Stated task: Keep only those lines of the records that include the string "korrus".

^^^^

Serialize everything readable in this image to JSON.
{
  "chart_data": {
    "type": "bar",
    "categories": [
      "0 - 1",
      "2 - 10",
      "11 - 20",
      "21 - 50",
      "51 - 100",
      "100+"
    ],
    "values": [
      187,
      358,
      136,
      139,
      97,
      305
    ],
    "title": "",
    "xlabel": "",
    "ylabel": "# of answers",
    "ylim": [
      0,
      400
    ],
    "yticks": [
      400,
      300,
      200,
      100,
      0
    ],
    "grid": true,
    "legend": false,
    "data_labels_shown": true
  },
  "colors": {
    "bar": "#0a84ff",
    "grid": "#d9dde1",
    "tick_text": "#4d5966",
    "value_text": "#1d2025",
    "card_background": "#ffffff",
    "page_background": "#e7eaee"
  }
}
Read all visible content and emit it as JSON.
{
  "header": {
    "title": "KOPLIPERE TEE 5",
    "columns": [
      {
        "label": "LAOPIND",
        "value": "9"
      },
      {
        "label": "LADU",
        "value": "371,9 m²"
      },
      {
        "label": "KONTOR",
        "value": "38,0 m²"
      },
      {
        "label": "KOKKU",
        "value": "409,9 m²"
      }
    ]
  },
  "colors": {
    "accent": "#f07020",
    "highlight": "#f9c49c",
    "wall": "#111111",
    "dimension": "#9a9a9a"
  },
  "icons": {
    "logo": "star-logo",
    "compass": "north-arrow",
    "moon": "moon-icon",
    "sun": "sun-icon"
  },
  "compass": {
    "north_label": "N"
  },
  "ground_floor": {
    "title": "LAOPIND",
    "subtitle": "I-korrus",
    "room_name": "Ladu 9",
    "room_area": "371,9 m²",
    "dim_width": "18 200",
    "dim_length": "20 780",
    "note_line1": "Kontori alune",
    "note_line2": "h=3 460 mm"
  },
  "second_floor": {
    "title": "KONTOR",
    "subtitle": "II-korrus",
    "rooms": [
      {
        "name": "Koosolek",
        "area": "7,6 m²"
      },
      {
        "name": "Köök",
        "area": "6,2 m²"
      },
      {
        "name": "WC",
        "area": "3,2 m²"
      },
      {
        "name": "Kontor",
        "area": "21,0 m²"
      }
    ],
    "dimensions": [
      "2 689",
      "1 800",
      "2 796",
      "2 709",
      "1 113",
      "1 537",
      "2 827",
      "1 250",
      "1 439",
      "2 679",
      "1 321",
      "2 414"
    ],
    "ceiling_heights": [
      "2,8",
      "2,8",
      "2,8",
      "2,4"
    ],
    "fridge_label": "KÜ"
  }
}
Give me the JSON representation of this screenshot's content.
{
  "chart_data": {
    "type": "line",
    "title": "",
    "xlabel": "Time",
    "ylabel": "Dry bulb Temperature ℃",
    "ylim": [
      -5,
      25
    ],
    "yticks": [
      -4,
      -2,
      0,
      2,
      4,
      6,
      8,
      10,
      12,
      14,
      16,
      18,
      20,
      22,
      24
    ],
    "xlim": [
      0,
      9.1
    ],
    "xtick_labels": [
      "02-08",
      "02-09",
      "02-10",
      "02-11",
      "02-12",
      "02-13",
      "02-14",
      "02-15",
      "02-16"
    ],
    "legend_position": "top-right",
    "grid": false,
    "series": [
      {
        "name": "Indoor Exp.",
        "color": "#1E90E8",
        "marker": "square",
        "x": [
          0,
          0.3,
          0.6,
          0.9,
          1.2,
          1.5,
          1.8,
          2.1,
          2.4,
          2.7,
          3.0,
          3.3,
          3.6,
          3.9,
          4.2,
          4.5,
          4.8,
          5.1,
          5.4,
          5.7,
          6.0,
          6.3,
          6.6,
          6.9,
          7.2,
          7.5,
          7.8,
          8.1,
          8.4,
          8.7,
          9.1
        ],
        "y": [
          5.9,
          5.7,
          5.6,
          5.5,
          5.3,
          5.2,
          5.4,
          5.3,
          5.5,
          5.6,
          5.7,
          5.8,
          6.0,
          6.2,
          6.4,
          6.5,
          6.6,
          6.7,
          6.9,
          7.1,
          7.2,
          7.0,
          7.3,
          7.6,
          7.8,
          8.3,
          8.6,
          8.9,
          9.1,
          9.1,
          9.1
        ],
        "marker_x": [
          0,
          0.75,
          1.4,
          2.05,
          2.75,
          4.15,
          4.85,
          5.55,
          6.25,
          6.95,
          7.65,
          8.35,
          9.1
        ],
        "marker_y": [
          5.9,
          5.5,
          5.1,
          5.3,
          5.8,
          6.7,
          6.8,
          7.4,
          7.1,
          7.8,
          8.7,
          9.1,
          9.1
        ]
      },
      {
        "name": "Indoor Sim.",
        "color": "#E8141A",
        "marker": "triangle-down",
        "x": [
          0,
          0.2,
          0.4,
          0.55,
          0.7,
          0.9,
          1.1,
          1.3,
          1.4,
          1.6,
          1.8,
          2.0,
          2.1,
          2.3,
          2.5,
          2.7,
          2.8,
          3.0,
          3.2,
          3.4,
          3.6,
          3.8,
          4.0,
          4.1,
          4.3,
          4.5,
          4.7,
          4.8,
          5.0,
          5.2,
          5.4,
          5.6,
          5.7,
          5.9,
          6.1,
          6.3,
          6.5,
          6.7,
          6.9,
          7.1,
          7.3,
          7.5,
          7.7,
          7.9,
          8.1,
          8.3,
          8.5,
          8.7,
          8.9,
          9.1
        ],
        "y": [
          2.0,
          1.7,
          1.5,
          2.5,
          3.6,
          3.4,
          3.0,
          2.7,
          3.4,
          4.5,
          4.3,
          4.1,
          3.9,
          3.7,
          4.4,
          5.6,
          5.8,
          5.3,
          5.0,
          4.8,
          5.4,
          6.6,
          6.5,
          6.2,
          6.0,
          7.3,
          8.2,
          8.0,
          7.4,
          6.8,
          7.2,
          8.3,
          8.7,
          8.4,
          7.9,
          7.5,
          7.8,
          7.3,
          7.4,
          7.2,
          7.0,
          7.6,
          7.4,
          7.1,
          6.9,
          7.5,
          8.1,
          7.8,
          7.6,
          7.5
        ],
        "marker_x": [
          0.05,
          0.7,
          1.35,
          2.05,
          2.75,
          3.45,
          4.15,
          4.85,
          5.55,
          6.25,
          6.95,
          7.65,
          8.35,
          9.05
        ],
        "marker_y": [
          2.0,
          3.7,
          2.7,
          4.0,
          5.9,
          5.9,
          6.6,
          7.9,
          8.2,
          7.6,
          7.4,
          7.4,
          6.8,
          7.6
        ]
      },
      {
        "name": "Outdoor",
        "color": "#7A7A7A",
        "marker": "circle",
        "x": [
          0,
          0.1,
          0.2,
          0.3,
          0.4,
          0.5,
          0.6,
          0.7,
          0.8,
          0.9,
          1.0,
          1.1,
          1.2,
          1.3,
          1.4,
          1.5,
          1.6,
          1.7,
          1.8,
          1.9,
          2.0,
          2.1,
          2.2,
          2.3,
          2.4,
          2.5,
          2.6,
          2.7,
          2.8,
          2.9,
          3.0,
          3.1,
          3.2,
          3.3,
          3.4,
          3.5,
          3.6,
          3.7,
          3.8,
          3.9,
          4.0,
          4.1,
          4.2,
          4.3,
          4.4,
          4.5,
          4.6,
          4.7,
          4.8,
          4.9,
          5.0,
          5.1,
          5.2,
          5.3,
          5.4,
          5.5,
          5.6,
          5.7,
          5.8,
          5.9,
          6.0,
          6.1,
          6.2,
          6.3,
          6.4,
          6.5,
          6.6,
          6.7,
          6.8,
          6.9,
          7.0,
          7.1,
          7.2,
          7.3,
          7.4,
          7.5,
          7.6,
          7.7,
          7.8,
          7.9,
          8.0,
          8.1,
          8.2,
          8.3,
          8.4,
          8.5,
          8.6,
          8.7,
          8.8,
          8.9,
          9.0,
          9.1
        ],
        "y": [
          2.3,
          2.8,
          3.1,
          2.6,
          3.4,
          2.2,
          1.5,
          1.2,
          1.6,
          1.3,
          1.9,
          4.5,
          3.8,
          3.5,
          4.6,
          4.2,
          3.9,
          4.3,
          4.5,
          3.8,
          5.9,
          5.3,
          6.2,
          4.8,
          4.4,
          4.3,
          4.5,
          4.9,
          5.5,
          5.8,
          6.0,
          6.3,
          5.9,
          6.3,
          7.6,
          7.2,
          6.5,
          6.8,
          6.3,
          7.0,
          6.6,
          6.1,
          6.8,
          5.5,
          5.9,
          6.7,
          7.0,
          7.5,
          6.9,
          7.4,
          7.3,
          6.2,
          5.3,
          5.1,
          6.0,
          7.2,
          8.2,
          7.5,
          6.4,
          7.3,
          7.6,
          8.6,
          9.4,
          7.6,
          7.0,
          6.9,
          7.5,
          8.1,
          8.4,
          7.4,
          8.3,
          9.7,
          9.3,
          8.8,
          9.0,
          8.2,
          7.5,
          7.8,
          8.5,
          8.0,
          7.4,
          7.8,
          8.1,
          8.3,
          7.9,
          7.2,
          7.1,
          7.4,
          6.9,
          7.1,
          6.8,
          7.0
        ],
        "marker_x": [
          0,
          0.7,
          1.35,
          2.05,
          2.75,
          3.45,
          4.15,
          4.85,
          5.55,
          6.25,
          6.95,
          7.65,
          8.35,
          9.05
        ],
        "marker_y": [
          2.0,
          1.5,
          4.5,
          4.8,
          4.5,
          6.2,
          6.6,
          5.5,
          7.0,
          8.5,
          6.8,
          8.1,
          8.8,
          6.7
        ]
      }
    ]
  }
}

^^^^

Task response:
    "subtitle": "I-korrus",
    "subtitle": "II-korrus",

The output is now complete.